_YOUR INSTRUCTIONS:_ Every entry below should be transcribed exactly; pictures stay out of the copy.

══ RECORDS SHOWN ══

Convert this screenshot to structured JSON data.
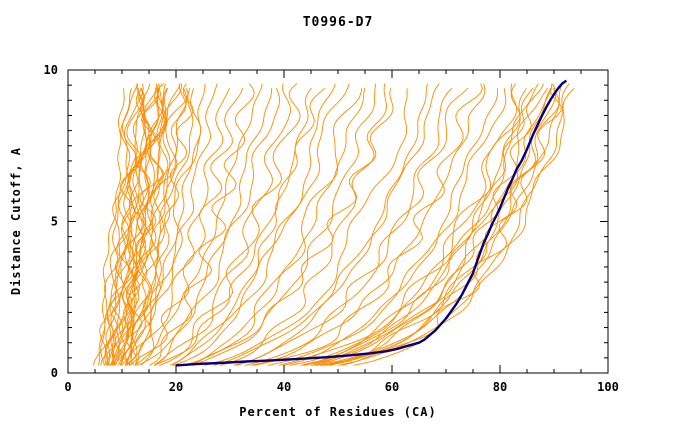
{
  "window": {
    "background": "#ffffff"
  },
  "chart_data": {
    "type": "line",
    "title": "T0996-D7",
    "xlabel": "Percent of Residues (CA)",
    "ylabel": "Distance Cutoff, A",
    "xlim": [
      0,
      100
    ],
    "ylim": [
      0,
      10
    ],
    "x_major_ticks": [
      0,
      20,
      40,
      60,
      80,
      100
    ],
    "x_minor_step": 5,
    "y_major_ticks": [
      0,
      5,
      10
    ],
    "y_minor_step": 0.5,
    "grid": false,
    "legend": "none",
    "axis_color": "#000000",
    "background_series": {
      "name": "predicted-models",
      "color": "#ff8c00",
      "description": "ensemble of model accuracy curves: percent of CA residues (x) under distance cutoff (y); each curve = [x_at_bottom, x_at_top, shape_exponent]",
      "curves": [
        [
          5,
          11,
          0.9
        ],
        [
          6,
          12,
          0.8
        ],
        [
          5,
          12,
          0.7
        ],
        [
          6,
          13,
          0.85
        ],
        [
          7,
          13,
          0.6
        ],
        [
          6,
          14,
          0.75
        ],
        [
          7,
          14,
          0.9
        ],
        [
          8,
          14,
          0.5
        ],
        [
          6,
          15,
          0.8
        ],
        [
          7,
          15,
          0.65
        ],
        [
          8,
          15,
          0.9
        ],
        [
          7,
          16,
          0.7
        ],
        [
          8,
          16,
          0.55
        ],
        [
          9,
          16,
          0.85
        ],
        [
          7,
          17,
          0.75
        ],
        [
          8,
          17,
          0.6
        ],
        [
          9,
          17,
          0.9
        ],
        [
          8,
          18,
          0.7
        ],
        [
          9,
          18,
          0.5
        ],
        [
          10,
          18,
          0.8
        ],
        [
          8,
          19,
          0.65
        ],
        [
          9,
          19,
          0.75
        ],
        [
          10,
          20,
          0.6
        ],
        [
          9,
          20,
          0.85
        ],
        [
          10,
          21,
          0.7
        ],
        [
          9,
          22,
          0.55
        ],
        [
          10,
          22,
          0.8
        ],
        [
          11,
          23,
          0.65
        ],
        [
          10,
          24,
          0.75
        ],
        [
          11,
          25,
          0.6
        ],
        [
          7,
          26,
          0.5
        ],
        [
          8,
          28,
          0.55
        ],
        [
          7,
          30,
          0.45
        ],
        [
          9,
          32,
          0.5
        ],
        [
          8,
          34,
          0.4
        ],
        [
          9,
          36,
          0.55
        ],
        [
          8,
          38,
          0.45
        ],
        [
          10,
          40,
          0.5
        ],
        [
          9,
          42,
          0.4
        ],
        [
          10,
          44,
          0.45
        ],
        [
          9,
          46,
          0.35
        ],
        [
          11,
          48,
          0.5
        ],
        [
          10,
          50,
          0.4
        ],
        [
          11,
          52,
          0.45
        ],
        [
          10,
          54,
          0.35
        ],
        [
          12,
          56,
          0.4
        ],
        [
          11,
          58,
          0.35
        ],
        [
          12,
          60,
          0.3
        ],
        [
          11,
          62,
          0.4
        ],
        [
          8,
          65,
          0.3
        ],
        [
          9,
          68,
          0.28
        ],
        [
          8,
          70,
          0.32
        ],
        [
          10,
          72,
          0.27
        ],
        [
          9,
          74,
          0.3
        ],
        [
          10,
          76,
          0.25
        ],
        [
          9,
          78,
          0.28
        ],
        [
          11,
          80,
          0.24
        ],
        [
          10,
          82,
          0.26
        ],
        [
          9,
          84,
          0.22
        ],
        [
          11,
          85,
          0.25
        ],
        [
          10,
          86,
          0.22
        ],
        [
          12,
          87,
          0.24
        ],
        [
          11,
          88,
          0.21
        ],
        [
          10,
          88,
          0.26
        ],
        [
          12,
          89,
          0.23
        ],
        [
          11,
          90,
          0.2
        ],
        [
          13,
          90,
          0.24
        ],
        [
          12,
          91,
          0.21
        ],
        [
          11,
          92,
          0.23
        ],
        [
          13,
          92,
          0.2
        ],
        [
          12,
          93,
          0.22
        ],
        [
          14,
          94,
          0.2
        ],
        [
          13,
          95,
          0.21
        ]
      ]
    },
    "highlight_series": {
      "name": "best-model",
      "color": "#000080",
      "points": [
        [
          20,
          0.25
        ],
        [
          24,
          0.3
        ],
        [
          28,
          0.33
        ],
        [
          33,
          0.38
        ],
        [
          38,
          0.42
        ],
        [
          43,
          0.47
        ],
        [
          48,
          0.52
        ],
        [
          52,
          0.58
        ],
        [
          56,
          0.65
        ],
        [
          59,
          0.72
        ],
        [
          61,
          0.8
        ],
        [
          63,
          0.9
        ],
        [
          65,
          1.0
        ],
        [
          66,
          1.1
        ],
        [
          67,
          1.25
        ],
        [
          68,
          1.4
        ],
        [
          69,
          1.6
        ],
        [
          70,
          1.8
        ],
        [
          71,
          2.05
        ],
        [
          72,
          2.3
        ],
        [
          73,
          2.6
        ],
        [
          74,
          2.95
        ],
        [
          75,
          3.3
        ],
        [
          75.6,
          3.6
        ],
        [
          76.3,
          3.95
        ],
        [
          77,
          4.3
        ],
        [
          77.8,
          4.6
        ],
        [
          78.5,
          4.9
        ],
        [
          79.2,
          5.15
        ],
        [
          80,
          5.45
        ],
        [
          80.8,
          5.8
        ],
        [
          81.5,
          6.1
        ],
        [
          82.3,
          6.4
        ],
        [
          83,
          6.7
        ],
        [
          84,
          7.0
        ],
        [
          84.8,
          7.3
        ],
        [
          85.5,
          7.6
        ],
        [
          86.2,
          7.9
        ],
        [
          87,
          8.2
        ],
        [
          87.8,
          8.5
        ],
        [
          88.5,
          8.75
        ],
        [
          89.3,
          9.0
        ],
        [
          90,
          9.2
        ],
        [
          90.8,
          9.4
        ],
        [
          91.5,
          9.55
        ],
        [
          92.3,
          9.65
        ]
      ]
    }
  }
}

═══

_FINAL RESULT:_
Convert this screenshot to structured JSON data.
{
  "window": {
    "background": "#ffffff"
  },
  "chart_data": {
    "type": "line",
    "title": "T0996-D7",
    "xlabel": "Percent of Residues (CA)",
    "ylabel": "Distance Cutoff, A",
    "xlim": [
      0,
      100
    ],
    "ylim": [
      0,
      10
    ],
    "x_major_ticks": [
      0,
      20,
      40,
      60,
      80,
      100
    ],
    "x_minor_step": 5,
    "y_major_ticks": [
      0,
      5,
      10
    ],
    "y_minor_step": 0.5,
    "grid": false,
    "legend": "none",
    "axis_color": "#000000",
    "background_series": {
      "name": "predicted-models",
      "color": "#ff8c00",
      "description": "ensemble of model accuracy curves: percent of CA residues (x) under distance cutoff (y); each curve = [x_at_bottom, x_at_top, shape_exponent]",
      "curves": [
        [
          5,
          11,
          0.9
        ],
        [
          6,
          12,
          0.8
        ],
        [
          5,
          12,
          0.7
        ],
        [
          6,
          13,
          0.85
        ],
        [
          7,
          13,
          0.6
        ],
        [
          6,
          14,
          0.75
        ],
        [
          7,
          14,
          0.9
        ],
        [
          8,
          14,
          0.5
        ],
        [
          6,
          15,
          0.8
        ],
        [
          7,
          15,
          0.65
        ],
        [
          8,
          15,
          0.9
        ],
        [
          7,
          16,
          0.7
        ],
        [
          8,
          16,
          0.55
        ],
        [
          9,
          16,
          0.85
        ],
        [
          7,
          17,
          0.75
        ],
        [
          8,
          17,
          0.6
        ],
        [
          9,
          17,
          0.9
        ],
        [
          8,
          18,
          0.7
        ],
        [
          9,
          18,
          0.5
        ],
        [
          10,
          18,
          0.8
        ],
        [
          8,
          19,
          0.65
        ],
        [
          9,
          19,
          0.75
        ],
        [
          10,
          20,
          0.6
        ],
        [
          9,
          20,
          0.85
        ],
        [
          10,
          21,
          0.7
        ],
        [
          9,
          22,
          0.55
        ],
        [
          10,
          22,
          0.8
        ],
        [
          11,
          23,
          0.65
        ],
        [
          10,
          24,
          0.75
        ],
        [
          11,
          25,
          0.6
        ],
        [
          7,
          26,
          0.5
        ],
        [
          8,
          28,
          0.55
        ],
        [
          7,
          30,
          0.45
        ],
        [
          9,
          32,
          0.5
        ],
        [
          8,
          34,
          0.4
        ],
        [
          9,
          36,
          0.55
        ],
        [
          8,
          38,
          0.45
        ],
        [
          10,
          40,
          0.5
        ],
        [
          9,
          42,
          0.4
        ],
        [
          10,
          44,
          0.45
        ],
        [
          9,
          46,
          0.35
        ],
        [
          11,
          48,
          0.5
        ],
        [
          10,
          50,
          0.4
        ],
        [
          11,
          52,
          0.45
        ],
        [
          10,
          54,
          0.35
        ],
        [
          12,
          56,
          0.4
        ],
        [
          11,
          58,
          0.35
        ],
        [
          12,
          60,
          0.3
        ],
        [
          11,
          62,
          0.4
        ],
        [
          8,
          65,
          0.3
        ],
        [
          9,
          68,
          0.28
        ],
        [
          8,
          70,
          0.32
        ],
        [
          10,
          72,
          0.27
        ],
        [
          9,
          74,
          0.3
        ],
        [
          10,
          76,
          0.25
        ],
        [
          9,
          78,
          0.28
        ],
        [
          11,
          80,
          0.24
        ],
        [
          10,
          82,
          0.26
        ],
        [
          9,
          84,
          0.22
        ],
        [
          11,
          85,
          0.25
        ],
        [
          10,
          86,
          0.22
        ],
        [
          12,
          87,
          0.24
        ],
        [
          11,
          88,
          0.21
        ],
        [
          10,
          88,
          0.26
        ],
        [
          12,
          89,
          0.23
        ],
        [
          11,
          90,
          0.2
        ],
        [
          13,
          90,
          0.24
        ],
        [
          12,
          91,
          0.21
        ],
        [
          11,
          92,
          0.23
        ],
        [
          13,
          92,
          0.2
        ],
        [
          12,
          93,
          0.22
        ],
        [
          14,
          94,
          0.2
        ],
        [
          13,
          95,
          0.21
        ]
      ]
    },
    "highlight_series": {
      "name": "best-model",
      "color": "#000080",
      "points": [
        [
          20,
          0.25
        ],
        [
          24,
          0.3
        ],
        [
          28,
          0.33
        ],
        [
          33,
          0.38
        ],
        [
          38,
          0.42
        ],
        [
          43,
          0.47
        ],
        [
          48,
          0.52
        ],
        [
          52,
          0.58
        ],
        [
          56,
          0.65
        ],
        [
          59,
          0.72
        ],
        [
          61,
          0.8
        ],
        [
          63,
          0.9
        ],
        [
          65,
          1.0
        ],
        [
          66,
          1.1
        ],
        [
          67,
          1.25
        ],
        [
          68,
          1.4
        ],
        [
          69,
          1.6
        ],
        [
          70,
          1.8
        ],
        [
          71,
          2.05
        ],
        [
          72,
          2.3
        ],
        [
          73,
          2.6
        ],
        [
          74,
          2.95
        ],
        [
          75,
          3.3
        ],
        [
          75.6,
          3.6
        ],
        [
          76.3,
          3.95
        ],
        [
          77,
          4.3
        ],
        [
          77.8,
          4.6
        ],
        [
          78.5,
          4.9
        ],
        [
          79.2,
          5.15
        ],
        [
          80,
          5.45
        ],
        [
          80.8,
          5.8
        ],
        [
          81.5,
          6.1
        ],
        [
          82.3,
          6.4
        ],
        [
          83,
          6.7
        ],
        [
          84,
          7.0
        ],
        [
          84.8,
          7.3
        ],
        [
          85.5,
          7.6
        ],
        [
          86.2,
          7.9
        ],
        [
          87,
          8.2
        ],
        [
          87.8,
          8.5
        ],
        [
          88.5,
          8.75
        ],
        [
          89.3,
          9.0
        ],
        [
          90,
          9.2
        ],
        [
          90.8,
          9.4
        ],
        [
          91.5,
          9.55
        ],
        [
          92.3,
          9.65
        ]
      ]
    }
  }
}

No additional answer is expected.